— START OF INFORMATION GIVEN —
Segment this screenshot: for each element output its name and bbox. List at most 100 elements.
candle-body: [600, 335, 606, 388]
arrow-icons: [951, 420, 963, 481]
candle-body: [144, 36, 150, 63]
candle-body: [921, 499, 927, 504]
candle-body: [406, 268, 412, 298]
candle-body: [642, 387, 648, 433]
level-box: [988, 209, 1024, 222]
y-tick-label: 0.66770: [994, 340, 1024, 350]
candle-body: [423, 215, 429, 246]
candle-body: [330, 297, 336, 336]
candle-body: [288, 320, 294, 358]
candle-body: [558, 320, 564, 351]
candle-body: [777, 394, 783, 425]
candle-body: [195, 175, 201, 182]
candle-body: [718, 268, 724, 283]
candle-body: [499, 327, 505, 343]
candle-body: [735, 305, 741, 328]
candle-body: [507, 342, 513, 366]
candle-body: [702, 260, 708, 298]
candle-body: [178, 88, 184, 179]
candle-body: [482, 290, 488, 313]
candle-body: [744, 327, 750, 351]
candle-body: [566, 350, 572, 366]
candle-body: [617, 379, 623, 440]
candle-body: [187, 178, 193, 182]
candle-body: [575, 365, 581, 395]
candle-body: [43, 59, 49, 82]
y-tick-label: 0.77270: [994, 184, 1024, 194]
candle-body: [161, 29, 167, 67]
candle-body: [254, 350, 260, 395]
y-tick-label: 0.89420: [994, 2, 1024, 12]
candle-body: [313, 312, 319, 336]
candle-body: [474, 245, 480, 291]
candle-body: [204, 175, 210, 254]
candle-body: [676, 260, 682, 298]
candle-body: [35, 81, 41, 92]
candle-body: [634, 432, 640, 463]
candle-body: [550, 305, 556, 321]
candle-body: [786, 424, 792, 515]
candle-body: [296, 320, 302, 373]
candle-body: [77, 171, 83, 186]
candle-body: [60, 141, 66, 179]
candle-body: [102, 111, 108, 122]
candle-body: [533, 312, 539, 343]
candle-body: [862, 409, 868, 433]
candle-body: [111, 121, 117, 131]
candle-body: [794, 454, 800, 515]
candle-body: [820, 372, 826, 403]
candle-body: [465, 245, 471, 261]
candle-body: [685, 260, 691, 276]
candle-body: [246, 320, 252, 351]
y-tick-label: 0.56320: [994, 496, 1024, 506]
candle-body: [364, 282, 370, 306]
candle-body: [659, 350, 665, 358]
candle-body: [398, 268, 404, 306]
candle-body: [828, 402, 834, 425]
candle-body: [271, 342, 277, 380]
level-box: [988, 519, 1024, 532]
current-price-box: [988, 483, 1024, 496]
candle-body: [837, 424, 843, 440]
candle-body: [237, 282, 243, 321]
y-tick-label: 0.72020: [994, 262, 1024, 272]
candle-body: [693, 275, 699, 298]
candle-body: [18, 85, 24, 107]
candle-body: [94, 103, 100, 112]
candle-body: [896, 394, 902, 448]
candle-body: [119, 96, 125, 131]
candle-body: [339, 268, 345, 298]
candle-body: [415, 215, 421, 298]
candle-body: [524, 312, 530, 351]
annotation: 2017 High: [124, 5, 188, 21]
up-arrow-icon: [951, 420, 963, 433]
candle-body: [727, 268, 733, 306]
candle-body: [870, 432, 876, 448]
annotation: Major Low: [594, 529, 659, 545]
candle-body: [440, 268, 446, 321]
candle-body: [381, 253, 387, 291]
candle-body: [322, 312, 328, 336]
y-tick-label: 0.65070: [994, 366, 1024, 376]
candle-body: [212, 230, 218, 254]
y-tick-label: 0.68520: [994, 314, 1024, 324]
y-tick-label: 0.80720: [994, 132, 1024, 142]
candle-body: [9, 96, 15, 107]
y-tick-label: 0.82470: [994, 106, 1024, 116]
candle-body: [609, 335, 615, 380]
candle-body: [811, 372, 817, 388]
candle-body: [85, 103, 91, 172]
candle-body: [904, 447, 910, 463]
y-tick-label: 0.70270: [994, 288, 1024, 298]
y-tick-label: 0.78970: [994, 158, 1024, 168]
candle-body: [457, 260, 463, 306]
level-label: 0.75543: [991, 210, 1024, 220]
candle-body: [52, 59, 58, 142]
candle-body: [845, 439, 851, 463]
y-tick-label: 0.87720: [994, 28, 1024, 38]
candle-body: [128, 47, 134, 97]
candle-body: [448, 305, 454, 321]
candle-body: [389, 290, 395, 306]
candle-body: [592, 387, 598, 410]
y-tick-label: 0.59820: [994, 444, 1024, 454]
— END OF INFORMATION GIVEN —
WHAT TO WORK ON:
Substitute "candlestick-body" for every occurrence of "candle-body" in the items above and reproduce them with nothing else altered.

TASK SOLUTION:
Segment this screenshot: for each element output its name and bbox. List at most 100 elements.
candlestick-body: [600, 335, 606, 388]
arrow-icons: [951, 420, 963, 481]
candlestick-body: [144, 36, 150, 63]
candlestick-body: [921, 499, 927, 504]
candlestick-body: [406, 268, 412, 298]
candlestick-body: [642, 387, 648, 433]
level-box: [988, 209, 1024, 222]
y-tick-label: 0.66770: [994, 340, 1024, 350]
candlestick-body: [423, 215, 429, 246]
candlestick-body: [330, 297, 336, 336]
candlestick-body: [288, 320, 294, 358]
candlestick-body: [558, 320, 564, 351]
candlestick-body: [777, 394, 783, 425]
candlestick-body: [195, 175, 201, 182]
candlestick-body: [718, 268, 724, 283]
candlestick-body: [499, 327, 505, 343]
candlestick-body: [735, 305, 741, 328]
candlestick-body: [507, 342, 513, 366]
candlestick-body: [702, 260, 708, 298]
candlestick-body: [178, 88, 184, 179]
candlestick-body: [482, 290, 488, 313]
candlestick-body: [744, 327, 750, 351]
candlestick-body: [566, 350, 572, 366]
candlestick-body: [617, 379, 623, 440]
candlestick-body: [187, 178, 193, 182]
candlestick-body: [575, 365, 581, 395]
candlestick-body: [43, 59, 49, 82]
y-tick-label: 0.77270: [994, 184, 1024, 194]
candlestick-body: [161, 29, 167, 67]
candlestick-body: [254, 350, 260, 395]
y-tick-label: 0.89420: [994, 2, 1024, 12]
candlestick-body: [313, 312, 319, 336]
candlestick-body: [474, 245, 480, 291]
candlestick-body: [204, 175, 210, 254]
candlestick-body: [676, 260, 682, 298]
candlestick-body: [35, 81, 41, 92]
candlestick-body: [634, 432, 640, 463]
candlestick-body: [550, 305, 556, 321]
candlestick-body: [786, 424, 792, 515]
candlestick-body: [296, 320, 302, 373]
candlestick-body: [77, 171, 83, 186]
candlestick-body: [60, 141, 66, 179]
candlestick-body: [102, 111, 108, 122]
candlestick-body: [533, 312, 539, 343]
candlestick-body: [862, 409, 868, 433]
candlestick-body: [111, 121, 117, 131]
candlestick-body: [794, 454, 800, 515]
candlestick-body: [820, 372, 826, 403]
candlestick-body: [465, 245, 471, 261]
candlestick-body: [685, 260, 691, 276]
candlestick-body: [246, 320, 252, 351]
y-tick-label: 0.56320: [994, 496, 1024, 506]
candlestick-body: [364, 282, 370, 306]
candlestick-body: [659, 350, 665, 358]
candlestick-body: [398, 268, 404, 306]
candlestick-body: [828, 402, 834, 425]
candlestick-body: [271, 342, 277, 380]
level-box: [988, 519, 1024, 532]
current-price-box: [988, 483, 1024, 496]
candlestick-body: [837, 424, 843, 440]
candlestick-body: [237, 282, 243, 321]
y-tick-label: 0.72020: [994, 262, 1024, 272]
candlestick-body: [693, 275, 699, 298]
candlestick-body: [18, 85, 24, 107]
candlestick-body: [94, 103, 100, 112]
candlestick-body: [896, 394, 902, 448]
candlestick-body: [119, 96, 125, 131]
candlestick-body: [339, 268, 345, 298]
candlestick-body: [415, 215, 421, 298]
candlestick-body: [524, 312, 530, 351]
annotation: 2017 High: [124, 5, 188, 21]
up-arrow-icon: [951, 420, 963, 433]
candlestick-body: [727, 268, 733, 306]
candlestick-body: [870, 432, 876, 448]
annotation: Major Low: [594, 529, 659, 545]
candlestick-body: [440, 268, 446, 321]
candlestick-body: [381, 253, 387, 291]
candlestick-body: [322, 312, 328, 336]
y-tick-label: 0.65070: [994, 366, 1024, 376]
candlestick-body: [212, 230, 218, 254]
y-tick-label: 0.68520: [994, 314, 1024, 324]
y-tick-label: 0.80720: [994, 132, 1024, 142]
candlestick-body: [9, 96, 15, 107]
y-tick-label: 0.82470: [994, 106, 1024, 116]
candlestick-body: [609, 335, 615, 380]
candlestick-body: [811, 372, 817, 388]
candlestick-body: [85, 103, 91, 172]
candlestick-body: [904, 447, 910, 463]
y-tick-label: 0.70270: [994, 288, 1024, 298]
y-tick-label: 0.78970: [994, 158, 1024, 168]
candlestick-body: [457, 260, 463, 306]
level-label: 0.75543: [991, 210, 1024, 220]
candlestick-body: [52, 59, 58, 142]
candlestick-body: [845, 439, 851, 463]
y-tick-label: 0.87720: [994, 28, 1024, 38]
candlestick-body: [128, 47, 134, 97]
candlestick-body: [448, 305, 454, 321]
candlestick-body: [389, 290, 395, 306]
candlestick-body: [592, 387, 598, 410]
y-tick-label: 0.59820: [994, 444, 1024, 454]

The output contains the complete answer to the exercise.